— Exercise prompt —
The material below should be written out in full and exactly; pictures stay out of the copy.

#### Stored records

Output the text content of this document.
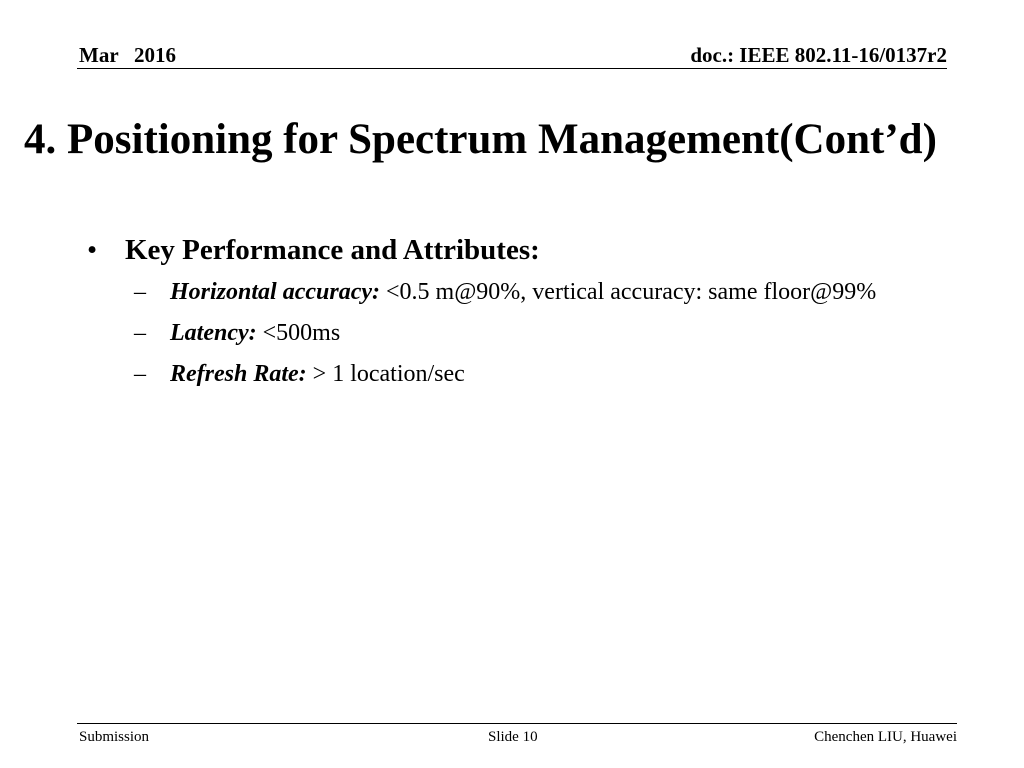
Mar   2016	doc.: IEEE 802.11-16/0137r2
4. Positioning for Spectrum Management(Cont’d)
• Key Performance and Attributes:
– Horizontal accuracy: <0.5 m@90%, vertical accuracy: same floor@99%
– Latency: <500ms
– Refresh Rate: > 1 location/sec
Submission	Slide 10	Chenchen LIU, Huawei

########

— Answer for the task —
Output the text content of this document.
Mar   2016	doc.: IEEE 802.11-16/0137r2
4. Positioning for Spectrum Management(Cont’d)
• Key Performance and Attributes:
– Horizontal accuracy: <0.5 m@90%, vertical accuracy: same floor@99%
– Latency: <500ms
– Refresh Rate: > 1 location/sec
Submission	Slide 10	Chenchen LIU, Huawei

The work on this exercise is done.